__Directive__. Print each line of the listing once more, precisely as given.

"""

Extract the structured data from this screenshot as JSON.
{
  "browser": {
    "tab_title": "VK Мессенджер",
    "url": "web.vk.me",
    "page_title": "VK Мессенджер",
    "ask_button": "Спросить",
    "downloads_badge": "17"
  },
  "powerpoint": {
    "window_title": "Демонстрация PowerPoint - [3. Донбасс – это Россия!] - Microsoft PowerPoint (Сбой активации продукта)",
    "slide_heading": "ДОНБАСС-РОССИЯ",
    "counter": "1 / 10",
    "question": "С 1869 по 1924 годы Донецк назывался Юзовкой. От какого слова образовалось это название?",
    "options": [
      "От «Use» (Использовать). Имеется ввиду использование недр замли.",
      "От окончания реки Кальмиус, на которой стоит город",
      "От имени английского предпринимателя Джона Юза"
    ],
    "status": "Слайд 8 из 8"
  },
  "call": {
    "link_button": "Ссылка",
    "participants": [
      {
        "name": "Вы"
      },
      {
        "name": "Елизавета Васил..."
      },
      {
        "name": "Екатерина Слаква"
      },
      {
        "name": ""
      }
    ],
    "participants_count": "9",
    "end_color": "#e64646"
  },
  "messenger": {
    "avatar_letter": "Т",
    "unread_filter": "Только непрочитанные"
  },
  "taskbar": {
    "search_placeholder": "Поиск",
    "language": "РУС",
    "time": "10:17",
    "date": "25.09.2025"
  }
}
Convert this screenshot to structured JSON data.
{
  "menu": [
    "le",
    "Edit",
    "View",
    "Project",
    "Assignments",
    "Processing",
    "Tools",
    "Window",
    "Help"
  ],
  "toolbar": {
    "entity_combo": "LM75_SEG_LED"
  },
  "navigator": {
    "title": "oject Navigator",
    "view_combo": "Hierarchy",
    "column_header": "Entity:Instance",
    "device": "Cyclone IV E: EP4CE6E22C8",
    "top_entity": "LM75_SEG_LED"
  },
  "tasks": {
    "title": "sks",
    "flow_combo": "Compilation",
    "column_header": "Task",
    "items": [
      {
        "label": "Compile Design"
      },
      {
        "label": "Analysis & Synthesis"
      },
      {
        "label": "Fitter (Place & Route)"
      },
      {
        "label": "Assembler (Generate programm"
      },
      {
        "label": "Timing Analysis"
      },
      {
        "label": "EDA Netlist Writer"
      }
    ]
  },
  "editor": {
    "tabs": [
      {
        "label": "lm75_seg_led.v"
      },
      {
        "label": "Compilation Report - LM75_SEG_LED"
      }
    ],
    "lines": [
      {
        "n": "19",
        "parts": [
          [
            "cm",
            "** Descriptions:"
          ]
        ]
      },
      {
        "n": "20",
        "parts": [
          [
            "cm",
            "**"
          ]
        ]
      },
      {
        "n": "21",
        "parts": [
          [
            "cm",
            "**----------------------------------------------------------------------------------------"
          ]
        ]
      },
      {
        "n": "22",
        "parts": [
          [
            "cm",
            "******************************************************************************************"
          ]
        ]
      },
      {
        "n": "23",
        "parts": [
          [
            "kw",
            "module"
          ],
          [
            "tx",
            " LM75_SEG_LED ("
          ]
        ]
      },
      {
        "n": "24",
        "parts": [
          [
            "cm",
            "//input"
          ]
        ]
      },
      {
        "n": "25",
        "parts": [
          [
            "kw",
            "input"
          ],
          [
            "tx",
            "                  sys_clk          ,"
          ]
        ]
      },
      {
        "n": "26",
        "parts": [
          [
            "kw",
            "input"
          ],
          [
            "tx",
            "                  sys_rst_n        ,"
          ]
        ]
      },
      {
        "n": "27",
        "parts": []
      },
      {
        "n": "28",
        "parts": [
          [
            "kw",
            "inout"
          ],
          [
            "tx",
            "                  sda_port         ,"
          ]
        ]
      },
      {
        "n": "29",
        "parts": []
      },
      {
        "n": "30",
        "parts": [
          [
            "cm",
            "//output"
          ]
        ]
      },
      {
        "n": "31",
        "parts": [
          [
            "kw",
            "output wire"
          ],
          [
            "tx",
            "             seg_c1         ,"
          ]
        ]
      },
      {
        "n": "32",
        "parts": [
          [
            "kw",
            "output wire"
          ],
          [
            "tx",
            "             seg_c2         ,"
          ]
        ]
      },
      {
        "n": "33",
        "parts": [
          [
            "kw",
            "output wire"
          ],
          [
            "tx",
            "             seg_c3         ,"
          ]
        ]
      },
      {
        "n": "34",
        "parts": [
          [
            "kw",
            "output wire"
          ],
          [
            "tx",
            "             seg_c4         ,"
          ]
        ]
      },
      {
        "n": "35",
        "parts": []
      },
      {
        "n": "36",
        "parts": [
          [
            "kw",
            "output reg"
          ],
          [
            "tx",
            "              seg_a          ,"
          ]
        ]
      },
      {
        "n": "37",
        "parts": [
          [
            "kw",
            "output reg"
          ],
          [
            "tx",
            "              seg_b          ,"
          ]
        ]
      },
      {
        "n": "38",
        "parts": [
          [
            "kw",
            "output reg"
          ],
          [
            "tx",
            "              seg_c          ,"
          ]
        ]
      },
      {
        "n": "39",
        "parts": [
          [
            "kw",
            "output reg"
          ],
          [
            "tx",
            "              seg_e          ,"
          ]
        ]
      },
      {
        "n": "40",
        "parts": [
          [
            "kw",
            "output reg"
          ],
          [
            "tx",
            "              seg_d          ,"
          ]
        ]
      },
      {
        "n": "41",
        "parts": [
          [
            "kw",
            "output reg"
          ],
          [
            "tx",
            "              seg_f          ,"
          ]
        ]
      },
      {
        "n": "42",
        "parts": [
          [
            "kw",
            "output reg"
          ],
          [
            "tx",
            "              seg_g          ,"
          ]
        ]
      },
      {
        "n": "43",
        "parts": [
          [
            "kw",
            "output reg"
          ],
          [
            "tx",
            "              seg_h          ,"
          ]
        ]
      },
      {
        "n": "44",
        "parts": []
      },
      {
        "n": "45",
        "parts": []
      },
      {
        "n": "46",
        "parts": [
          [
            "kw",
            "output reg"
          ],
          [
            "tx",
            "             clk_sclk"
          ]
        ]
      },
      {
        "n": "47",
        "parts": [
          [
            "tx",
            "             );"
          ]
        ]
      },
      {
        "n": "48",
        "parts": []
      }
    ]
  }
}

"""

__Result of the task__.
Extract the structured data from this screenshot as JSON.
{
  "browser": {
    "tab_title": "VK Мессенджер",
    "url": "web.vk.me",
    "page_title": "VK Мессенджер",
    "ask_button": "Спросить",
    "downloads_badge": "17"
  },
  "powerpoint": {
    "window_title": "Демонстрация PowerPoint - [3. Донбасс – это Россия!] - Microsoft PowerPoint (Сбой активации продукта)",
    "slide_heading": "ДОНБАСС-РОССИЯ",
    "counter": "1 / 10",
    "question": "С 1869 по 1924 годы Донецк назывался Юзовкой. От какого слова образовалось это название?",
    "options": [
      "От «Use» (Использовать). Имеется ввиду использование недр замли.",
      "От окончания реки Кальмиус, на которой стоит город",
      "От имени английского предпринимателя Джона Юза"
    ],
    "status": "Слайд 8 из 8"
  },
  "call": {
    "link_button": "Ссылка",
    "participants": [
      {
        "name": "Вы"
      },
      {
        "name": "Елизавета Васил..."
      },
      {
        "name": "Екатерина Слаква"
      },
      {
        "name": ""
      }
    ],
    "participants_count": "9",
    "end_color": "#e64646"
  },
  "messenger": {
    "avatar_letter": "Т",
    "unread_filter": "Только непрочитанные"
  },
  "taskbar": {
    "search_placeholder": "Поиск",
    "language": "РУС",
    "time": "10:17",
    "date": "25.09.2025"
  }
}
Convert this screenshot to structured JSON data.
{
  "menu": [
    "le",
    "Edit",
    "View",
    "Project",
    "Assignments",
    "Processing",
    "Tools",
    "Window",
    "Help"
  ],
  "toolbar": {
    "entity_combo": "LM75_SEG_LED"
  },
  "navigator": {
    "title": "oject Navigator",
    "view_combo": "Hierarchy",
    "column_header": "Entity:Instance",
    "device": "Cyclone IV E: EP4CE6E22C8",
    "top_entity": "LM75_SEG_LED"
  },
  "tasks": {
    "title": "sks",
    "flow_combo": "Compilation",
    "column_header": "Task",
    "items": [
      {
        "label": "Compile Design"
      },
      {
        "label": "Analysis & Synthesis"
      },
      {
        "label": "Fitter (Place & Route)"
      },
      {
        "label": "Assembler (Generate programm"
      },
      {
        "label": "Timing Analysis"
      },
      {
        "label": "EDA Netlist Writer"
      }
    ]
  },
  "editor": {
    "tabs": [
      {
        "label": "lm75_seg_led.v"
      },
      {
        "label": "Compilation Report - LM75_SEG_LED"
      }
    ],
    "lines": [
      {
        "n": "19",
        "parts": [
          [
            "cm",
            "** Descriptions:"
          ]
        ]
      },
      {
        "n": "20",
        "parts": [
          [
            "cm",
            "**"
          ]
        ]
      },
      {
        "n": "21",
        "parts": [
          [
            "cm",
            "**----------------------------------------------------------------------------------------"
          ]
        ]
      },
      {
        "n": "22",
        "parts": [
          [
            "cm",
            "******************************************************************************************"
          ]
        ]
      },
      {
        "n": "23",
        "parts": [
          [
            "kw",
            "module"
          ],
          [
            "tx",
            " LM75_SEG_LED ("
          ]
        ]
      },
      {
        "n": "24",
        "parts": [
          [
            "cm",
            "//input"
          ]
        ]
      },
      {
        "n": "25",
        "parts": [
          [
            "kw",
            "input"
          ],
          [
            "tx",
            "                  sys_clk          ,"
          ]
        ]
      },
      {
        "n": "26",
        "parts": [
          [
            "kw",
            "input"
          ],
          [
            "tx",
            "                  sys_rst_n        ,"
          ]
        ]
      },
      {
        "n": "27",
        "parts": []
      },
      {
        "n": "28",
        "parts": [
          [
            "kw",
            "inout"
          ],
          [
            "tx",
            "                  sda_port         ,"
          ]
        ]
      },
      {
        "n": "29",
        "parts": []
      },
      {
        "n": "30",
        "parts": [
          [
            "cm",
            "//output"
          ]
        ]
      },
      {
        "n": "31",
        "parts": [
          [
            "kw",
            "output wire"
          ],
          [
            "tx",
            "             seg_c1         ,"
          ]
        ]
      },
      {
        "n": "32",
        "parts": [
          [
            "kw",
            "output wire"
          ],
          [
            "tx",
            "             seg_c2         ,"
          ]
        ]
      },
      {
        "n": "33",
        "parts": [
          [
            "kw",
            "output wire"
          ],
          [
            "tx",
            "             seg_c3         ,"
          ]
        ]
      },
      {
        "n": "34",
        "parts": [
          [
            "kw",
            "output wire"
          ],
          [
            "tx",
            "             seg_c4         ,"
          ]
        ]
      },
      {
        "n": "35",
        "parts": []
      },
      {
        "n": "36",
        "parts": [
          [
            "kw",
            "output reg"
          ],
          [
            "tx",
            "              seg_a          ,"
          ]
        ]
      },
      {
        "n": "37",
        "parts": [
          [
            "kw",
            "output reg"
          ],
          [
            "tx",
            "              seg_b          ,"
          ]
        ]
      },
      {
        "n": "38",
        "parts": [
          [
            "kw",
            "output reg"
          ],
          [
            "tx",
            "              seg_c          ,"
          ]
        ]
      },
      {
        "n": "39",
        "parts": [
          [
            "kw",
            "output reg"
          ],
          [
            "tx",
            "              seg_e          ,"
          ]
        ]
      },
      {
        "n": "40",
        "parts": [
          [
            "kw",
            "output reg"
          ],
          [
            "tx",
            "              seg_d          ,"
          ]
        ]
      },
      {
        "n": "41",
        "parts": [
          [
            "kw",
            "output reg"
          ],
          [
            "tx",
            "              seg_f          ,"
          ]
        ]
      },
      {
        "n": "42",
        "parts": [
          [
            "kw",
            "output reg"
          ],
          [
            "tx",
            "              seg_g          ,"
          ]
        ]
      },
      {
        "n": "43",
        "parts": [
          [
            "kw",
            "output reg"
          ],
          [
            "tx",
            "              seg_h          ,"
          ]
        ]
      },
      {
        "n": "44",
        "parts": []
      },
      {
        "n": "45",
        "parts": []
      },
      {
        "n": "46",
        "parts": [
          [
            "kw",
            "output reg"
          ],
          [
            "tx",
            "             clk_sclk"
          ]
        ]
      },
      {
        "n": "47",
        "parts": [
          [
            "tx",
            "             );"
          ]
        ]
      },
      {
        "n": "48",
        "parts": []
      }
    ]
  }
}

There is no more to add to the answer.